Excerpts from a figure dataset:

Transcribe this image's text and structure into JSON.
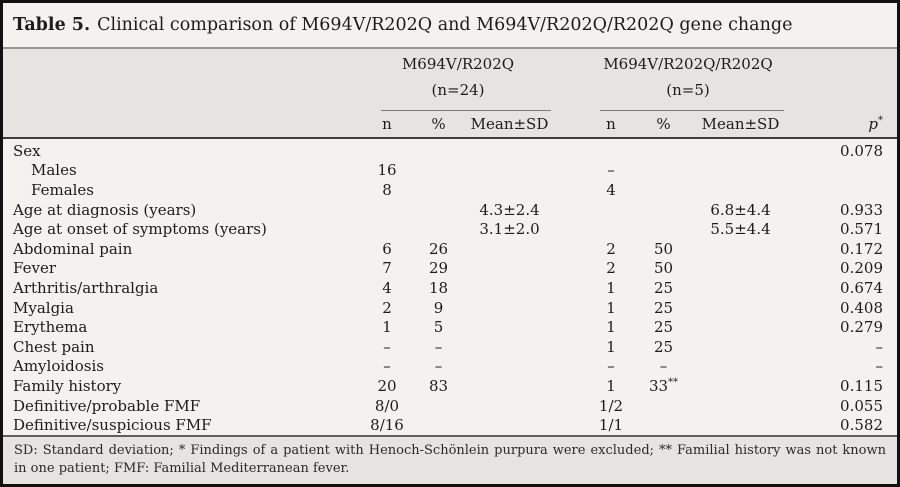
{
  "title": {
    "label": "Table 5.",
    "text": "Clinical comparison of M694V/R202Q and M694V/R202Q/R202Q gene change"
  },
  "header": {
    "group1": {
      "name": "M694V/R202Q",
      "count": "(n=24)",
      "cols": [
        "n",
        "%",
        "Mean±SD"
      ]
    },
    "group2": {
      "name": "M694V/R202Q/R202Q",
      "count": "(n=5)",
      "cols": [
        "n",
        "%",
        "Mean±SD"
      ]
    },
    "p_label": "p",
    "p_sup": "*"
  },
  "rows": [
    {
      "label": "Sex",
      "p": "0.078"
    },
    {
      "label": "Males",
      "n1": "16",
      "n2": "–"
    },
    {
      "label": "Females",
      "n1": "8",
      "n2": "4"
    },
    {
      "label": "Age at diagnosis (years)",
      "mean1": "4.3±2.4",
      "mean2": "6.8±4.4",
      "p": "0.933"
    },
    {
      "label": "Age at onset of symptoms (years)",
      "mean1": "3.1±2.0",
      "mean2": "5.5±4.4",
      "p": "0.571"
    },
    {
      "label": "Abdominal pain",
      "n1": "6",
      "pct1": "26",
      "n2": "2",
      "pct2": "50",
      "p": "0.172"
    },
    {
      "label": "Fever",
      "n1": "7",
      "pct1": "29",
      "n2": "2",
      "pct2": "50",
      "p": "0.209"
    },
    {
      "label": "Arthritis/arthralgia",
      "n1": "4",
      "pct1": "18",
      "n2": "1",
      "pct2": "25",
      "p": "0.674"
    },
    {
      "label": "Myalgia",
      "n1": "2",
      "pct1": "9",
      "n2": "1",
      "pct2": "25",
      "p": "0.408"
    },
    {
      "label": "Erythema",
      "n1": "1",
      "pct1": "5",
      "n2": "1",
      "pct2": "25",
      "p": "0.279"
    },
    {
      "label": "Chest pain",
      "n1": "–",
      "pct1": "–",
      "n2": "1",
      "pct2": "25",
      "p": "–"
    },
    {
      "label": "Amyloidosis",
      "n1": "–",
      "pct1": "–",
      "n2": "–",
      "pct2": "–",
      "p": "–"
    },
    {
      "label": "Family history",
      "n1": "20",
      "pct1": "83",
      "n2": "1",
      "pct2": "33",
      "pct2_sup": "**",
      "p": "0.115"
    },
    {
      "label": "Definitive/probable FMF",
      "n1": "8/0",
      "n2": "1/2",
      "p": "0.055"
    },
    {
      "label": "Definitive/suspicious FMF",
      "n1": "8/16",
      "n2": "1/1",
      "p": "0.582"
    }
  ],
  "footnote": "SD: Standard deviation; * Findings of a patient with Henoch-Schönlein purpura were excluded; ** Familial history was not known in one patient; FMF: Familial Mediterranean fever."
}
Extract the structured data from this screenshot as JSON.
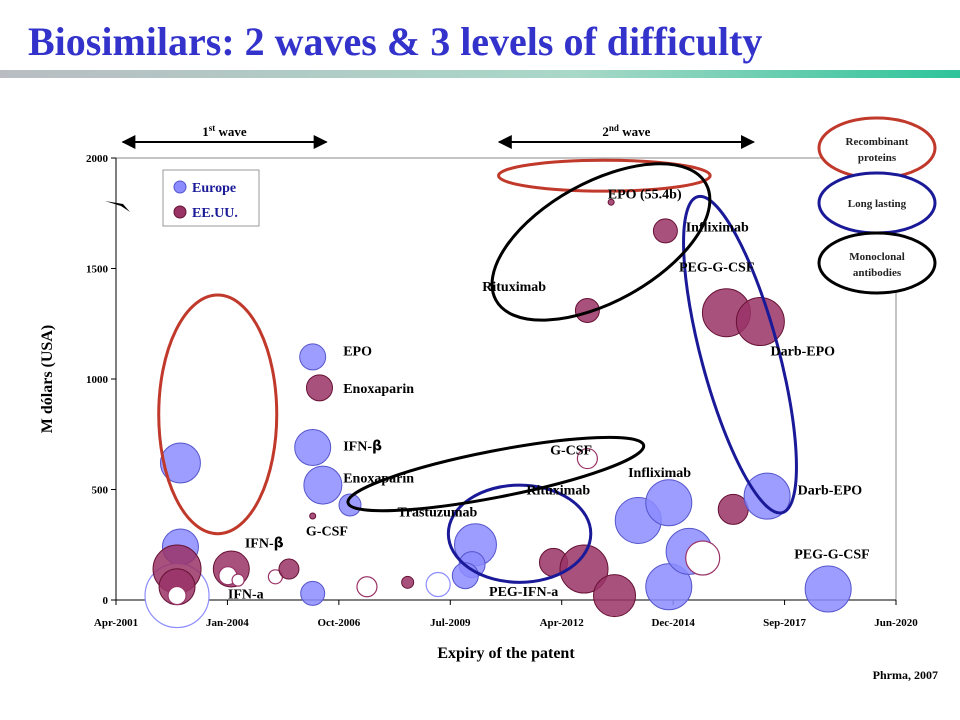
{
  "title": "Biosimilars: 2 waves & 3 levels of difficulty",
  "source": "Phrma, 2007",
  "colors": {
    "europe": "#8c8cff",
    "usa": "#993366",
    "recombinant": "#c0392b",
    "long_lasting": "#1a1a99",
    "monoclonal": "#000000",
    "title": "#3333cc"
  },
  "waves": [
    {
      "text": "1",
      "sup": "st",
      "suffix": " wave",
      "from": "2001-06",
      "to": "2006-06"
    },
    {
      "text": "2",
      "sup": "nd",
      "suffix": " wave",
      "from": "2010-09",
      "to": "2016-12"
    }
  ],
  "key": [
    {
      "text1": "Recombinant",
      "text2": "proteins",
      "group": "recombinant"
    },
    {
      "text1": "Long lasting",
      "text2": "",
      "group": "long_lasting"
    },
    {
      "text1": "Monoclonal",
      "text2": "antibodies",
      "group": "monoclonal"
    }
  ],
  "chart_data": {
    "type": "scatter",
    "title": "Biosimilars: 2 waves & 3 levels of difficulty",
    "xlabel": "Expiry of the patent",
    "ylabel": "M dólars (USA)",
    "x_range": [
      "2001-04",
      "2020-06"
    ],
    "x_ticks": [
      "Apr-2001",
      "Jan-2004",
      "Oct-2006",
      "Jul-2009",
      "Apr-2012",
      "Dec-2014",
      "Sep-2017",
      "Jun-2020"
    ],
    "ylim": [
      0,
      2000
    ],
    "y_ticks": [
      0,
      500,
      1000,
      1500,
      2000
    ],
    "grid": false,
    "legend_position": "top-left",
    "legend": [
      {
        "label": "Europe",
        "series": "europe"
      },
      {
        "label": "EE.UU.",
        "series": "usa"
      }
    ],
    "points": [
      {
        "x": "2002-11",
        "y": 620,
        "r": 20,
        "series": "europe"
      },
      {
        "x": "2002-11",
        "y": 240,
        "r": 18,
        "series": "europe"
      },
      {
        "x": "2002-10",
        "y": 20,
        "r": 32,
        "series": "europe",
        "hollow": true
      },
      {
        "x": "2002-10",
        "y": 140,
        "r": 24,
        "series": "usa"
      },
      {
        "x": "2002-10",
        "y": 60,
        "r": 18,
        "series": "usa"
      },
      {
        "x": "2002-10",
        "y": 20,
        "r": 9,
        "series": "usa",
        "hollow": true
      },
      {
        "x": "2004-02",
        "y": 140,
        "r": 18,
        "series": "usa"
      },
      {
        "x": "2004-01",
        "y": 110,
        "r": 9,
        "series": "usa",
        "hollow": true
      },
      {
        "x": "2004-04",
        "y": 90,
        "r": 6,
        "series": "usa",
        "hollow": true
      },
      {
        "x": "2005-03",
        "y": 105,
        "r": 7,
        "series": "usa",
        "hollow": true
      },
      {
        "x": "2006-02",
        "y": 1100,
        "r": 13,
        "series": "europe"
      },
      {
        "x": "2006-04",
        "y": 960,
        "r": 13,
        "series": "usa"
      },
      {
        "x": "2006-02",
        "y": 690,
        "r": 18,
        "series": "europe"
      },
      {
        "x": "2006-05",
        "y": 520,
        "r": 19,
        "series": "europe"
      },
      {
        "x": "2007-01",
        "y": 430,
        "r": 11,
        "series": "europe"
      },
      {
        "x": "2006-02",
        "y": 380,
        "r": 3,
        "series": "usa"
      },
      {
        "x": "2005-07",
        "y": 140,
        "r": 10,
        "series": "usa"
      },
      {
        "x": "2006-02",
        "y": 30,
        "r": 12,
        "series": "europe"
      },
      {
        "x": "2007-06",
        "y": 60,
        "r": 10,
        "series": "usa",
        "hollow": true
      },
      {
        "x": "2008-06",
        "y": 80,
        "r": 6,
        "series": "usa"
      },
      {
        "x": "2009-03",
        "y": 70,
        "r": 12,
        "series": "europe",
        "hollow": true
      },
      {
        "x": "2010-02",
        "y": 250,
        "r": 21,
        "series": "europe"
      },
      {
        "x": "2010-01",
        "y": 160,
        "r": 13,
        "series": "europe"
      },
      {
        "x": "2009-11",
        "y": 110,
        "r": 13,
        "series": "europe"
      },
      {
        "x": "2012-01",
        "y": 170,
        "r": 14,
        "series": "usa"
      },
      {
        "x": "2012-10",
        "y": 140,
        "r": 24,
        "series": "usa"
      },
      {
        "x": "2012-11",
        "y": 640,
        "r": 10,
        "series": "usa",
        "hollow": true
      },
      {
        "x": "2013-07",
        "y": 20,
        "r": 21,
        "series": "usa"
      },
      {
        "x": "2014-02",
        "y": 360,
        "r": 23,
        "series": "europe"
      },
      {
        "x": "2014-11",
        "y": 440,
        "r": 23,
        "series": "europe"
      },
      {
        "x": "2014-11",
        "y": 60,
        "r": 23,
        "series": "europe"
      },
      {
        "x": "2015-05",
        "y": 220,
        "r": 23,
        "series": "europe"
      },
      {
        "x": "2015-09",
        "y": 190,
        "r": 17,
        "series": "usa",
        "hollow": true
      },
      {
        "x": "2016-06",
        "y": 410,
        "r": 15,
        "series": "usa"
      },
      {
        "x": "2017-04",
        "y": 470,
        "r": 23,
        "series": "europe"
      },
      {
        "x": "2018-10",
        "y": 50,
        "r": 23,
        "series": "europe"
      },
      {
        "x": "2012-11",
        "y": 1310,
        "r": 12,
        "series": "usa"
      },
      {
        "x": "2014-10",
        "y": 1670,
        "r": 12,
        "series": "usa"
      },
      {
        "x": "2013-06",
        "y": 1800,
        "r": 3,
        "series": "usa"
      },
      {
        "x": "2016-04",
        "y": 1300,
        "r": 24,
        "series": "usa"
      },
      {
        "x": "2017-02",
        "y": 1260,
        "r": 24,
        "series": "usa"
      }
    ],
    "labels": [
      {
        "text": "EPO",
        "x": "2006-11",
        "y": 1130
      },
      {
        "text": "Enoxaparin",
        "x": "2006-11",
        "y": 960
      },
      {
        "text": "IFN-",
        "sym": "β",
        "x": "2006-11",
        "y": 700
      },
      {
        "text": "Enoxaparin",
        "x": "2006-11",
        "y": 555
      },
      {
        "text": "G-CSF",
        "x": "2005-12",
        "y": 315
      },
      {
        "text": "IFN-",
        "sym": "β",
        "x": "2004-06",
        "y": 260
      },
      {
        "text": "IFN-a",
        "x": "2004-01",
        "y": 30
      },
      {
        "text": "Trastuzumab",
        "x": "2008-03",
        "y": 400
      },
      {
        "text": "PEG-IFN-a",
        "x": "2010-06",
        "y": 40
      },
      {
        "text": "G-CSF",
        "x": "2011-12",
        "y": 680
      },
      {
        "text": "Rituximab",
        "x": "2011-05",
        "y": 500
      },
      {
        "text": "Infliximab",
        "x": "2013-11",
        "y": 580
      },
      {
        "text": "Darb-EPO",
        "x": "2018-01",
        "y": 500
      },
      {
        "text": "PEG-G-CSF",
        "x": "2017-12",
        "y": 210
      },
      {
        "text": "EPO (55.4b)",
        "x": "2013-05",
        "y": 1840
      },
      {
        "text": "Infliximab",
        "x": "2015-04",
        "y": 1690
      },
      {
        "text": "Rituximab",
        "x": "2010-04",
        "y": 1420
      },
      {
        "text": "PEG-G-CSF",
        "x": "2015-02",
        "y": 1510
      },
      {
        "text": "Darb-EPO",
        "x": "2017-05",
        "y": 1130
      }
    ],
    "groups": [
      {
        "group": "recombinant",
        "cx": "2003-10",
        "cy": 840,
        "rx": 1.45,
        "ry": 540,
        "angle": 0
      },
      {
        "group": "recombinant",
        "cx": "2013-04",
        "cy": 1920,
        "rx": 2.6,
        "ry": 70,
        "angle": 0
      },
      {
        "group": "long_lasting",
        "cx": "2011-03",
        "cy": 300,
        "rx": 1.75,
        "ry": 220,
        "angle": 0
      },
      {
        "group": "long_lasting",
        "cx": "2016-08",
        "cy": 1110,
        "rx": 0.95,
        "ry": 740,
        "angle": -15
      },
      {
        "group": "monoclonal",
        "cx": "2010-08",
        "cy": 570,
        "rx": 3.7,
        "ry": 105,
        "angle": -11
      },
      {
        "group": "monoclonal",
        "cx": "2013-03",
        "cy": 1620,
        "rx": 2.95,
        "ry": 270,
        "angle": -29
      }
    ]
  }
}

### Task item
A complete answer gives every line of the data that includes "Biosimilars".

### Response to this exercise
  "title": "Biosimilars: 2 waves & 3 levels of difficulty",
    "title": "Biosimilars: 2 waves & 3 levels of difficulty",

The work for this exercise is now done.